◆ TO BE DONE: Write out the entries below once more, exactly, with the pictures left out.

◆ RECORDS FOR THIS EXERCISE:
##########

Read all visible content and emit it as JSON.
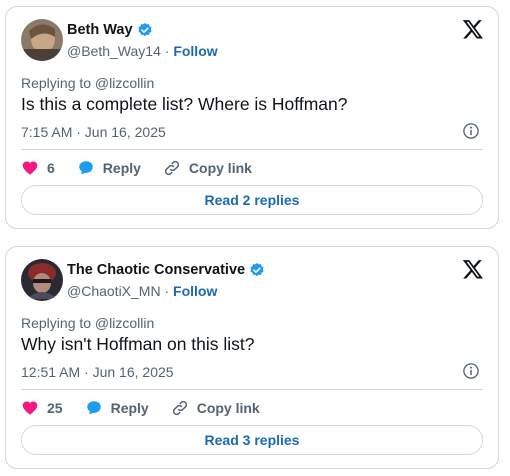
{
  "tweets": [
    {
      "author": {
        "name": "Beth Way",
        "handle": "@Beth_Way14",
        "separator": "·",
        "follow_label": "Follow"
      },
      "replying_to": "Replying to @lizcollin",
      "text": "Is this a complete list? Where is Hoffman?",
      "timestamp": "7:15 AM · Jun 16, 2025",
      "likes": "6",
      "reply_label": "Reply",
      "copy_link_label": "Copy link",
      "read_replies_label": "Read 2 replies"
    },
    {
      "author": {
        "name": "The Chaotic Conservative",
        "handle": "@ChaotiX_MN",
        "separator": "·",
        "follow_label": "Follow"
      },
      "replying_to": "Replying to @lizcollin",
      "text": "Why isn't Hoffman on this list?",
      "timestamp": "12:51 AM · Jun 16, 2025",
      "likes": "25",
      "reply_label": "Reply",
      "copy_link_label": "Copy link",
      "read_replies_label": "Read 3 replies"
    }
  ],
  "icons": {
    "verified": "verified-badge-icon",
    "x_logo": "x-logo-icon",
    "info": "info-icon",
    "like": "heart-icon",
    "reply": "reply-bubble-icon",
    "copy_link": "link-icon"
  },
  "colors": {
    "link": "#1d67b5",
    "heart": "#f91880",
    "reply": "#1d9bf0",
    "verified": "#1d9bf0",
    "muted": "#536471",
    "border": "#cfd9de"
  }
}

##########

◆ WORKED SOLUTION:
Read all visible content and emit it as JSON.
{
  "tweets": [
    {
      "author": {
        "name": "Beth Way",
        "handle": "@Beth_Way14",
        "separator": "·",
        "follow_label": "Follow"
      },
      "replying_to": "Replying to @lizcollin",
      "text": "Is this a complete list? Where is Hoffman?",
      "timestamp": "7:15 AM · Jun 16, 2025",
      "likes": "6",
      "reply_label": "Reply",
      "copy_link_label": "Copy link",
      "read_replies_label": "Read 2 replies"
    },
    {
      "author": {
        "name": "The Chaotic Conservative",
        "handle": "@ChaotiX_MN",
        "separator": "·",
        "follow_label": "Follow"
      },
      "replying_to": "Replying to @lizcollin",
      "text": "Why isn't Hoffman on this list?",
      "timestamp": "12:51 AM · Jun 16, 2025",
      "likes": "25",
      "reply_label": "Reply",
      "copy_link_label": "Copy link",
      "read_replies_label": "Read 3 replies"
    }
  ],
  "icons": {
    "verified": "verified-badge-icon",
    "x_logo": "x-logo-icon",
    "info": "info-icon",
    "like": "heart-icon",
    "reply": "reply-bubble-icon",
    "copy_link": "link-icon"
  },
  "colors": {
    "link": "#1d67b5",
    "heart": "#f91880",
    "reply": "#1d9bf0",
    "verified": "#1d9bf0",
    "muted": "#536471",
    "border": "#cfd9de"
  }
}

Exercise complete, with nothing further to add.